» Texto extraído:
■ ■ ■ ■ ■
Cuando uno se mira al espejo encuentra cosas que agradan y otras que agreden. La vida es generosa hasta el punto de regalarnos cosas que nos sobran. Unos tiernos turupes en la nariz, una que otra punta innecesaria en la oreja, unas nalgas con forma de tostadas, un hula hula de lípidos acumulados o unos senos que bailan en una copa treinta y dos B. Ahí es donde uno se pregunta: ¿La naturaleza es sabia? O ¿La naturaleza sabía lo que me estaba haciendo?
Los parámetros de belleza son irreales. Es un concepto subjetivo y por lo tanto, absolutamente individual. Lo interesante es lograr sentirse bella pese a esos esquemas preestablecidos.
Sin embargo, hay que admitir que no siempre se logra. Por más de que uno no pretenda ser talla dos y caber sin mantequilla en un par de jeans rígidos bota tubo, sin parecer el vil clon de una butifarra, es cierto que a nadie le gusta sentirse mal en su propio cuerpo.
Y es ahí donde aparece el demonio de la vanidad para susurrarnos al oído que debemos lograr a toda costa esa imagen que muy tarde descubriremos que jamás alcanzaremos.
■ ■ ■ ■ ■
» Datos proporcionados:
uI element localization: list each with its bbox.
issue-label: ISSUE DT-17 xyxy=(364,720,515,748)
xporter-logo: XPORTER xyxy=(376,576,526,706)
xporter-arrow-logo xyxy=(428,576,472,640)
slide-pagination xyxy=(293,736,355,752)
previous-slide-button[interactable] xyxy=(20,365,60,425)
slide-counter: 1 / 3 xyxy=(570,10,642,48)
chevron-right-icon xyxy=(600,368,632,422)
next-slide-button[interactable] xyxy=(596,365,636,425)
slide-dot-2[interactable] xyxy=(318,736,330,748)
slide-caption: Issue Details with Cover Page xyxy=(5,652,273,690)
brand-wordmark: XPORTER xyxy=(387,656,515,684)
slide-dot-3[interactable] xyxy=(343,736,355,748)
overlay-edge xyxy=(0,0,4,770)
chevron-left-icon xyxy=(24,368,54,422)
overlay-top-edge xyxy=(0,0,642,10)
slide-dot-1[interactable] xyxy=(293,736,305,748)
■ ■ ■ ■ ■
» Tareas por realizar:
[1] Según el texto sobre la belleza, ¿por qué la belleza es un concepto absolutamente individual? Contesta en una a tres oraciones.
[2] Repite sin cambios el pasaje del texto sobre la belleza que va desde "Los parámetros de" hasta "su propio cuerpo.", ambos incluidos.

» Soluciones por tarea:
[1] Porque es un concepto subjetivo, y por lo tanto resulta absolutamente individual.

[2]
Los parámetros de belleza son irreales. Es un concepto subjetivo y por lo tanto, absolutamente individual. Lo interesante es lograr sentirse bella pese a esos esquemas preestablecidos.
Sin embargo, hay que admitir que no siempre se logra. Por más de que uno no pretenda ser talla dos y caber sin mantequilla en un par de jeans rígidos bota tubo, sin parecer el vil clon de una butifarra, es cierto que a nadie le gusta sentirse mal en su propio cuerpo.